Data records:
────────

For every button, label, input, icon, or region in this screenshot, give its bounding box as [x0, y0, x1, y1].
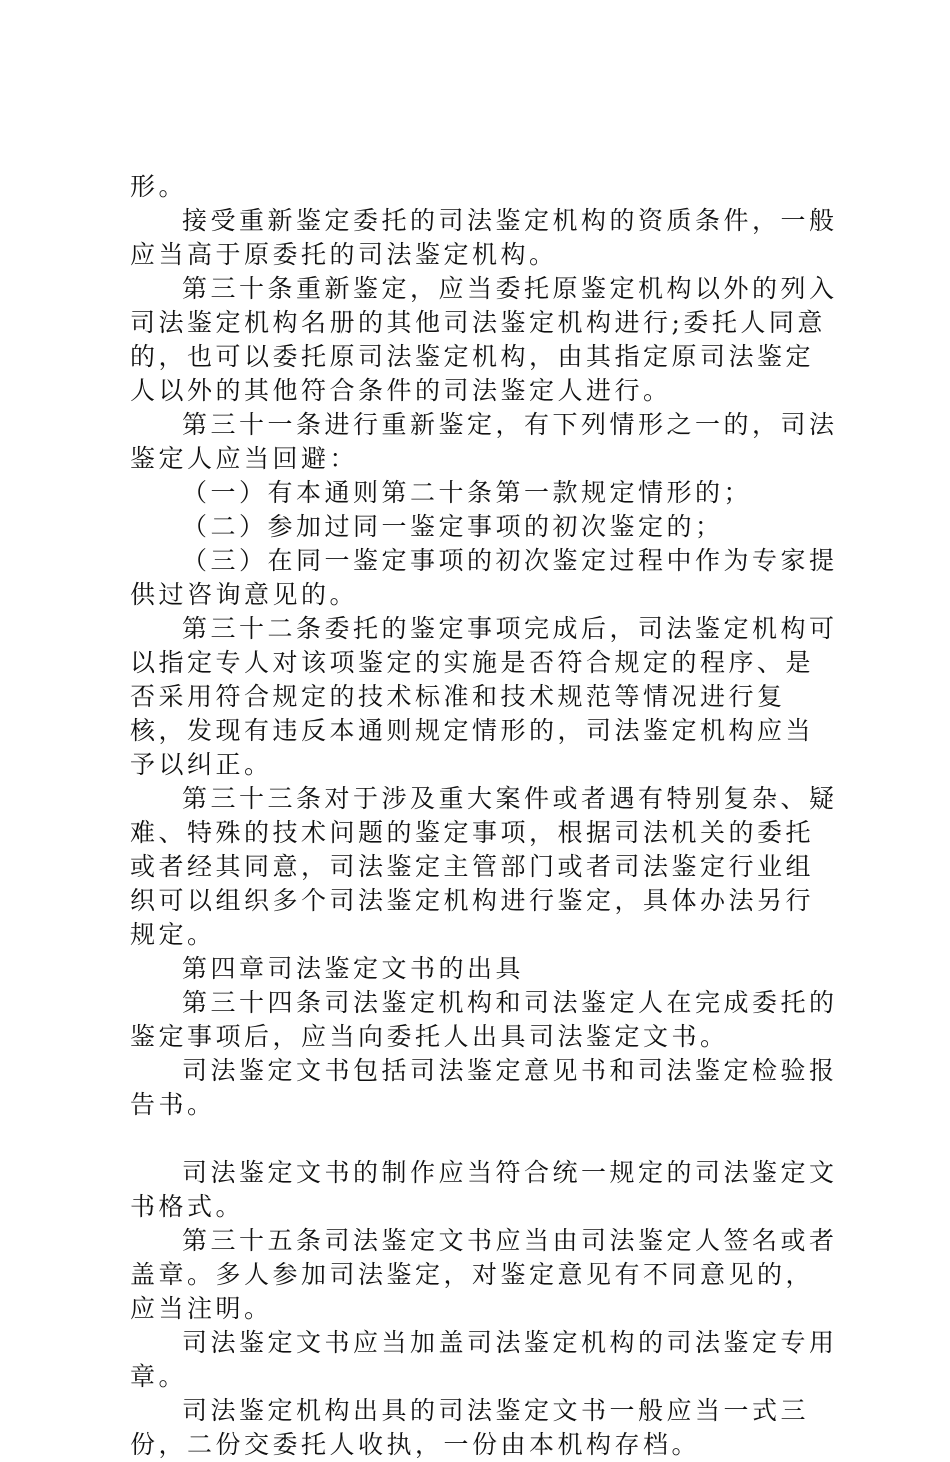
article-31-item-2: （二）参加过同一鉴定事项的初次鉴定的； [182, 512, 724, 541]
article-31-item-1: （一）有本通则第二十条第一款规定情形的； [182, 478, 753, 507]
document-body [130, 170, 840, 1462]
chapter-4-heading: 第四章司法鉴定文书的出具 [182, 954, 525, 983]
article-35: 第三十五条司法鉴定文书应当由司法鉴定人签名或者盖章。多人参加司法鉴定，对鉴定意见有不同意见的，应当注明。 [130, 1226, 838, 1323]
paragraph-qualification: 接受重新鉴定委托的司法鉴定机构的资质条件，一般应当高于原委托的司法鉴定机构。 [130, 206, 838, 269]
blank-line [130, 1122, 840, 1156]
paragraph-seal: 司法鉴定文书应当加盖司法鉴定机构的司法鉴定专用章。 [130, 1328, 838, 1391]
article-32: 第三十二条委托的鉴定事项完成后，司法鉴定机构可以指定专人对该项鉴定的实施是否符合规定的程序、是否采用符合规定的技术标准和技术规范等情况进行复核，发现有违反本通则规定情形的，司法鉴定机构应当予以纠正。 [130, 614, 838, 779]
article-33: 第三十三条对于涉及重大案件或者遇有特别复杂、疑难、特殊的技术问题的鉴定事项，根据司法机关的委托或者经其同意，司法鉴定主管部门或者司法鉴定行业组织可以组织多个司法鉴定机构进行鉴定，具体办法另行规定。 [130, 784, 838, 949]
paragraph-continuation: 形。 [130, 172, 188, 201]
article-31-item-3: （三）在同一鉴定事项的初次鉴定过程中作为专家提供过咨询意见的。 [130, 546, 838, 609]
paragraph-copies: 司法鉴定机构出具的司法鉴定文书一般应当一式三份，二份交委托人收执，一份由本机构存档。 [130, 1396, 810, 1459]
article-34: 第三十四条司法鉴定机构和司法鉴定人在完成委托的鉴定事项后，应当向委托人出具司法鉴定文书。 [130, 988, 838, 1051]
article-31: 第三十一条进行重新鉴定，有下列情形之一的，司法鉴定人应当回避： [130, 410, 838, 473]
article-30: 第三十条重新鉴定，应当委托原鉴定机构以外的列入司法鉴定机构名册的其他司法鉴定机构进行;委托人同意的，也可以委托原司法鉴定机构，由其指定原司法鉴定人以外的其他符合条件的司法鉴定人进行。 [130, 274, 838, 405]
paragraph-document-format: 司法鉴定文书的制作应当符合统一规定的司法鉴定文书格式。 [130, 1158, 838, 1221]
paragraph-document-types: 司法鉴定文书包括司法鉴定意见书和司法鉴定检验报告书。 [130, 1056, 838, 1119]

────────

• _Work required_
Arrange every line of the listing above as a numbered list. Skip blank lines and leave the pictures out.

• _Exercise answer_
1. For every button, label, input, icon, or region in this screenshot, give its bounding box as [x0, y0, x1, y1].
2. article-31-item-2: （二）参加过同一鉴定事项的初次鉴定的； [182, 512, 724, 541]
3. article-31-item-1: （一）有本通则第二十条第一款规定情形的； [182, 478, 753, 507]
4. document-body [130, 170, 840, 1462]
5. chapter-4-heading: 第四章司法鉴定文书的出具 [182, 954, 525, 983]
6. article-35: 第三十五条司法鉴定文书应当由司法鉴定人签名或者盖章。多人参加司法鉴定，对鉴定意见有不同意见的，应当注明。 [130, 1226, 838, 1323]
7. paragraph-qualification: 接受重新鉴定委托的司法鉴定机构的资质条件，一般应当高于原委托的司法鉴定机构。 [130, 206, 838, 269]
8. blank-line [130, 1122, 840, 1156]
9. paragraph-seal: 司法鉴定文书应当加盖司法鉴定机构的司法鉴定专用章。 [130, 1328, 838, 1391]
10. article-32: 第三十二条委托的鉴定事项完成后，司法鉴定机构可以指定专人对该项鉴定的实施是否符合规定的程序、是否采用符合规定的技术标准和技术规范等情况进行复核，发现有违反本通则规定情形的，司法鉴定机构应当予以纠正。 [130, 614, 838, 779]
11. article-33: 第三十三条对于涉及重大案件或者遇有特别复杂、疑难、特殊的技术问题的鉴定事项，根据司法机关的委托或者经其同意，司法鉴定主管部门或者司法鉴定行业组织可以组织多个司法鉴定机构进行鉴定，具体办法另行规定。 [130, 784, 838, 949]
12. paragraph-continuation: 形。 [130, 172, 188, 201]
13. article-31-item-3: （三）在同一鉴定事项的初次鉴定过程中作为专家提供过咨询意见的。 [130, 546, 838, 609]
14. paragraph-copies: 司法鉴定机构出具的司法鉴定文书一般应当一式三份，二份交委托人收执，一份由本机构存档。 [130, 1396, 810, 1459]
15. article-34: 第三十四条司法鉴定机构和司法鉴定人在完成委托的鉴定事项后，应当向委托人出具司法鉴定文书。 [130, 988, 838, 1051]
16. article-31: 第三十一条进行重新鉴定，有下列情形之一的，司法鉴定人应当回避： [130, 410, 838, 473]
17. article-30: 第三十条重新鉴定，应当委托原鉴定机构以外的列入司法鉴定机构名册的其他司法鉴定机构进行;委托人同意的，也可以委托原司法鉴定机构，由其指定原司法鉴定人以外的其他符合条件的司法鉴定人进行。 [130, 274, 838, 405]
18. paragraph-document-format: 司法鉴定文书的制作应当符合统一规定的司法鉴定文书格式。 [130, 1158, 838, 1221]
19. paragraph-document-types: 司法鉴定文书包括司法鉴定意见书和司法鉴定检验报告书。 [130, 1056, 838, 1119]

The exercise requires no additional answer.